Leave out the pictures and transcribe everything else exactly.

Data records

--- --- ---

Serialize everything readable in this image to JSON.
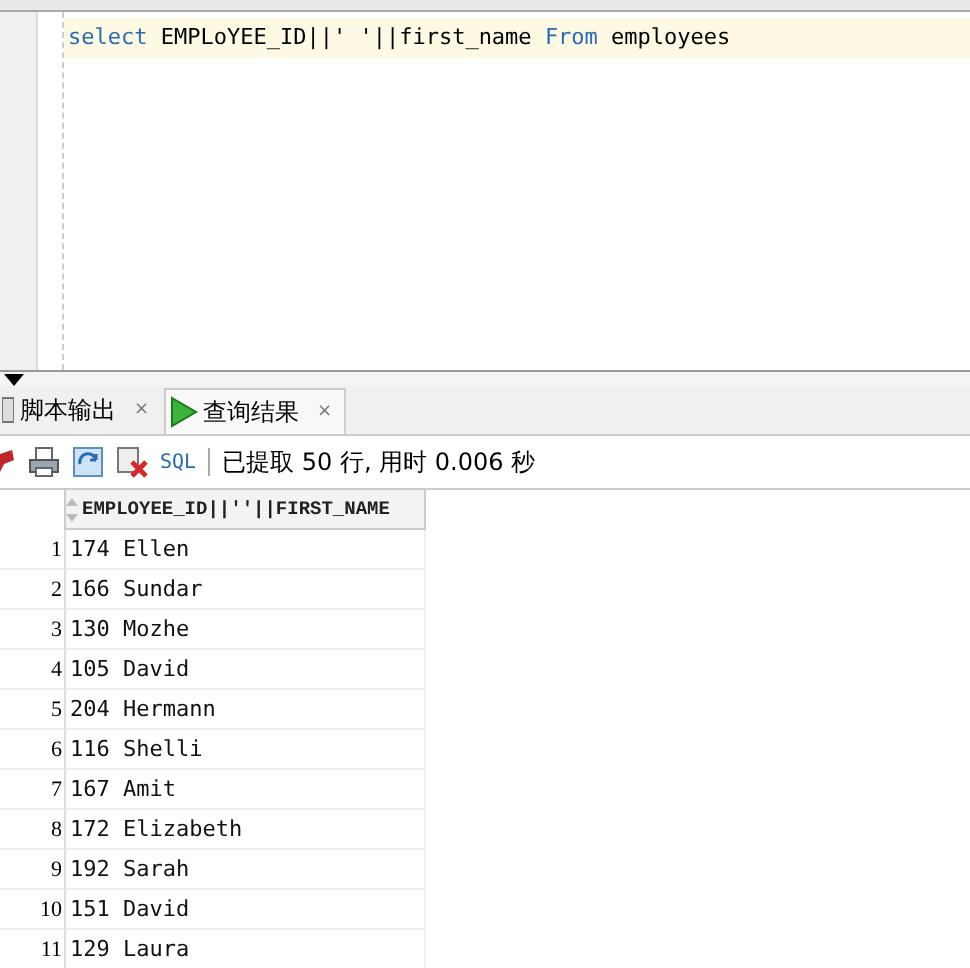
{
  "editor": {
    "lines": [
      {
        "tokens": [
          {
            "kind": "keyword",
            "text": "select"
          },
          {
            "kind": "plain",
            "text": " EMPLoYEE_ID||' '||first_name "
          },
          {
            "kind": "keyword",
            "text": "From"
          },
          {
            "kind": "plain",
            "text": " employees"
          }
        ]
      }
    ]
  },
  "tabs": [
    {
      "label": "脚本输出",
      "kind": "script",
      "close": "×",
      "selected": false
    },
    {
      "label": "查询结果",
      "kind": "query",
      "close": "×",
      "selected": true
    }
  ],
  "toolbar": {
    "sql_label": "SQL",
    "status": "已提取 50 行, 用时 0.006 秒"
  },
  "table": {
    "columns": [
      "EMPLOYEE_ID||''||FIRST_NAME"
    ],
    "rows": [
      {
        "num": "1",
        "value": "174 Ellen"
      },
      {
        "num": "2",
        "value": "166 Sundar"
      },
      {
        "num": "3",
        "value": "130 Mozhe"
      },
      {
        "num": "4",
        "value": "105 David"
      },
      {
        "num": "5",
        "value": "204 Hermann"
      },
      {
        "num": "6",
        "value": "116 Shelli"
      },
      {
        "num": "7",
        "value": "167 Amit"
      },
      {
        "num": "8",
        "value": "172 Elizabeth"
      },
      {
        "num": "9",
        "value": "192 Sarah"
      },
      {
        "num": "10",
        "value": "151 David"
      },
      {
        "num": "11",
        "value": "129 Laura"
      }
    ]
  }
}
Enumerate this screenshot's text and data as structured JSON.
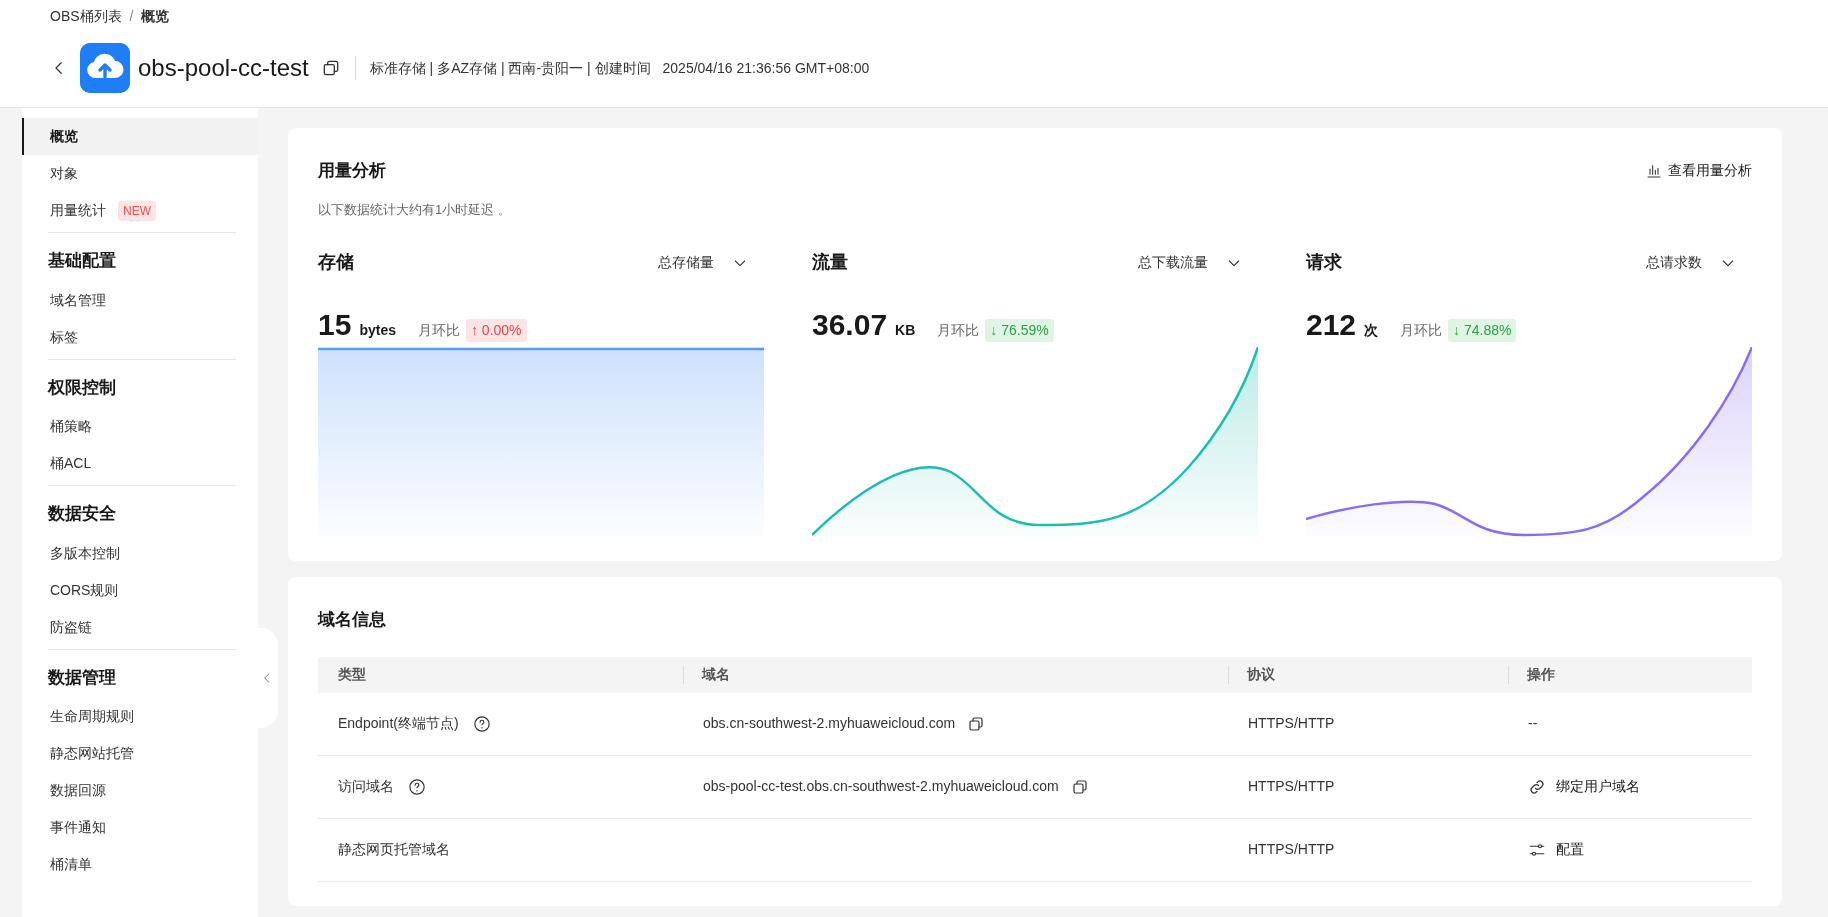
{
  "breadcrumb": {
    "separator": "/",
    "items": [
      {
        "label": "OBS桶列表",
        "current": false
      },
      {
        "label": "概览",
        "current": true
      }
    ]
  },
  "header": {
    "title": "obs-pool-cc-test",
    "meta": "标准存储 | 多AZ存储 | 西南-贵阳一 | 创建时间",
    "created": "2025/04/16 21:36:56 GMT+08:00"
  },
  "sidebar": {
    "sections": [
      {
        "items": [
          {
            "label": "概览",
            "selected": true
          },
          {
            "label": "对象",
            "selected": false
          },
          {
            "label": "用量统计",
            "selected": false,
            "badge": "NEW"
          }
        ]
      },
      {
        "title": "基础配置",
        "items": [
          {
            "label": "域名管理",
            "selected": false
          },
          {
            "label": "标签",
            "selected": false
          }
        ]
      },
      {
        "title": "权限控制",
        "items": [
          {
            "label": "桶策略",
            "selected": false
          },
          {
            "label": "桶ACL",
            "selected": false
          }
        ]
      },
      {
        "title": "数据安全",
        "items": [
          {
            "label": "多版本控制",
            "selected": false
          },
          {
            "label": "CORS规则",
            "selected": false
          },
          {
            "label": "防盗链",
            "selected": false
          }
        ]
      },
      {
        "title": "数据管理",
        "items": [
          {
            "label": "生命周期规则",
            "selected": false
          },
          {
            "label": "静态网站托管",
            "selected": false
          },
          {
            "label": "数据回源",
            "selected": false
          },
          {
            "label": "事件通知",
            "selected": false
          },
          {
            "label": "桶清单",
            "selected": false
          }
        ]
      }
    ]
  },
  "usage": {
    "title": "用量分析",
    "link": "查看用量分析",
    "note": "以下数据统计大约有1小时延迟 。",
    "metrics": [
      {
        "title": "存储",
        "dropdown": "总存储量",
        "value": "15",
        "unit": "bytes",
        "compare_label": "月环比",
        "change": "↑ 0.00%",
        "increase": true,
        "color": "#5b9cf5"
      },
      {
        "title": "流量",
        "dropdown": "总下载流量",
        "value": "36.07",
        "unit": "KB",
        "compare_label": "月环比",
        "change": "↓ 76.59%",
        "increase": false,
        "color": "#1dbdb0"
      },
      {
        "title": "请求",
        "dropdown": "总请求数",
        "value": "212",
        "unit": "次",
        "compare_label": "月环比",
        "change": "↓ 74.88%",
        "increase": false,
        "color": "#8a6cf0"
      }
    ]
  },
  "domain_info": {
    "title": "域名信息",
    "columns": [
      "类型",
      "域名",
      "协议",
      "操作"
    ],
    "rows": [
      {
        "type": "Endpoint(终端节点)",
        "help": true,
        "domain": "obs.cn-southwest-2.myhuaweicloud.com",
        "copyable": true,
        "protocol": "HTTPS/HTTP",
        "action": {
          "kind": "text",
          "label": "--"
        }
      },
      {
        "type": "访问域名",
        "help": true,
        "domain": "obs-pool-cc-test.obs.cn-southwest-2.myhuaweicloud.com",
        "copyable": true,
        "protocol": "HTTPS/HTTP",
        "action": {
          "kind": "link",
          "label": "绑定用户域名"
        }
      },
      {
        "type": "静态网页托管域名",
        "help": false,
        "protocol": "HTTPS/HTTP",
        "action": {
          "kind": "config",
          "label": "配置"
        }
      }
    ]
  }
}
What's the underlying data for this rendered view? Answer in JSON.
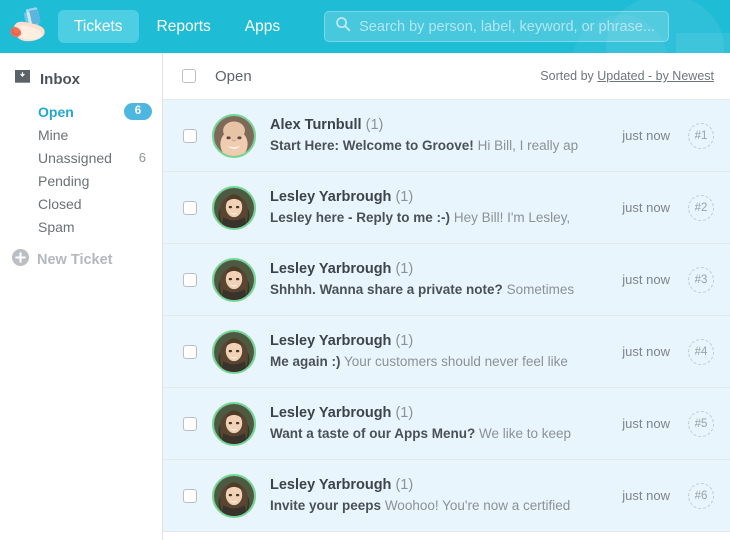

--- --- ---

* [IN RESPONSE]:
Serialize everything readable in this image to JSON.
{
  "editor": {
    "lines": [
      {
        "tokens": [
          {
            "kind": "keyword",
            "text": "select"
          },
          {
            "kind": "plain",
            "text": " EMPLoYEE_ID||' '||first_name "
          },
          {
            "kind": "keyword",
            "text": "From"
          },
          {
            "kind": "plain",
            "text": " employees"
          }
        ]
      }
    ]
  },
  "tabs": [
    {
      "label": "脚本输出",
      "kind": "script",
      "close": "×",
      "selected": false
    },
    {
      "label": "查询结果",
      "kind": "query",
      "close": "×",
      "selected": true
    }
  ],
  "toolbar": {
    "sql_label": "SQL",
    "status": "已提取 50 行, 用时 0.006 秒"
  },
  "table": {
    "columns": [
      "EMPLOYEE_ID||''||FIRST_NAME"
    ],
    "rows": [
      {
        "num": "1",
        "value": "174 Ellen"
      },
      {
        "num": "2",
        "value": "166 Sundar"
      },
      {
        "num": "3",
        "value": "130 Mozhe"
      },
      {
        "num": "4",
        "value": "105 David"
      },
      {
        "num": "5",
        "value": "204 Hermann"
      },
      {
        "num": "6",
        "value": "116 Shelli"
      },
      {
        "num": "7",
        "value": "167 Amit"
      },
      {
        "num": "8",
        "value": "172 Elizabeth"
      },
      {
        "num": "9",
        "value": "192 Sarah"
      },
      {
        "num": "10",
        "value": "151 David"
      },
      {
        "num": "11",
        "value": "129 Laura"
      }
    ]
  }
}
Enumerate this screenshot's text and data as structured JSON.
{
  "breadcrumb": {
    "separator": "/",
    "items": [
      {
        "label": "OBS桶列表",
        "current": false
      },
      {
        "label": "概览",
        "current": true
      }
    ]
  },
  "header": {
    "title": "obs-pool-cc-test",
    "meta": "标准存储 | 多AZ存储 | 西南-贵阳一 | 创建时间",
    "created": "2025/04/16 21:36:56 GMT+08:00"
  },
  "sidebar": {
    "sections": [
      {
        "items": [
          {
            "label": "概览",
            "selected": true
          },
          {
            "label": "对象",
            "selected": false
          },
          {
            "label": "用量统计",
            "selected": false,
            "badge": "NEW"
          }
        ]
      },
      {
        "title": "基础配置",
        "items": [
          {
            "label": "域名管理",
            "selected": false
          },
          {
            "label": "标签",
            "selected": false
          }
        ]
      },
      {
        "title": "权限控制",
        "items": [
          {
            "label": "桶策略",
            "selected": false
          },
          {
            "label": "桶ACL",
            "selected": false
          }
        ]
      },
      {
        "title": "数据安全",
        "items": [
          {
            "label": "多版本控制",
            "selected": false
          },
          {
            "label": "CORS规则",
            "selected": false
          },
          {
            "label": "防盗链",
            "selected": false
          }
        ]
      },
      {
        "title": "数据管理",
        "items": [
          {
            "label": "生命周期规则",
            "selected": false
          },
          {
            "label": "静态网站托管",
            "selected": false
          },
          {
            "label": "数据回源",
            "selected": false
          },
          {
            "label": "事件通知",
            "selected": false
          },
          {
            "label": "桶清单",
            "selected": false
          }
        ]
      }
    ]
  },
  "usage": {
    "title": "用量分析",
    "link": "查看用量分析",
    "note": "以下数据统计大约有1小时延迟 。",
    "metrics": [
      {
        "title": "存储",
        "dropdown": "总存储量",
        "value": "15",
        "unit": "bytes",
        "compare_label": "月环比",
        "change": "↑ 0.00%",
        "increase": true,
        "color": "#5b9cf5"
      },
      {
        "title": "流量",
        "dropdown": "总下载流量",
        "value": "36.07",
        "unit": "KB",
        "compare_label": "月环比",
        "change": "↓ 76.59%",
        "increase": false,
        "color": "#1dbdb0"
      },
      {
        "title": "请求",
        "dropdown": "总请求数",
        "value": "212",
        "unit": "次",
        "compare_label": "月环比",
        "change": "↓ 74.88%",
        "increase": false,
        "color": "#8a6cf0"
      }
    ]
  },
  "domain_info": {
    "title": "域名信息",
    "columns": [
      "类型",
      "域名",
      "协议",
      "操作"
    ],
    "rows": [
      {
        "type": "Endpoint(终端节点)",
        "help": true,
        "domain": "obs.cn-southwest-2.myhuaweicloud.com",
        "copyable": true,
        "protocol": "HTTPS/HTTP",
        "action": {
          "kind": "text",
          "label": "--"
        }
      },
      {
        "type": "访问域名",
        "help": true,
        "domain": "obs-pool-cc-test.obs.cn-southwest-2.myhuaweicloud.com",
        "copyable": true,
        "protocol": "HTTPS/HTTP",
        "action": {
          "kind": "link",
          "label": "绑定用户域名"
        }
      },
      {
        "type": "静态网页托管域名",
        "help": false,
        "protocol": "HTTPS/HTTP",
        "action": {
          "kind": "config",
          "label": "配置"
        }
      }
    ]
  }
}
What's the underlying data for this rendered view? Answer in JSON.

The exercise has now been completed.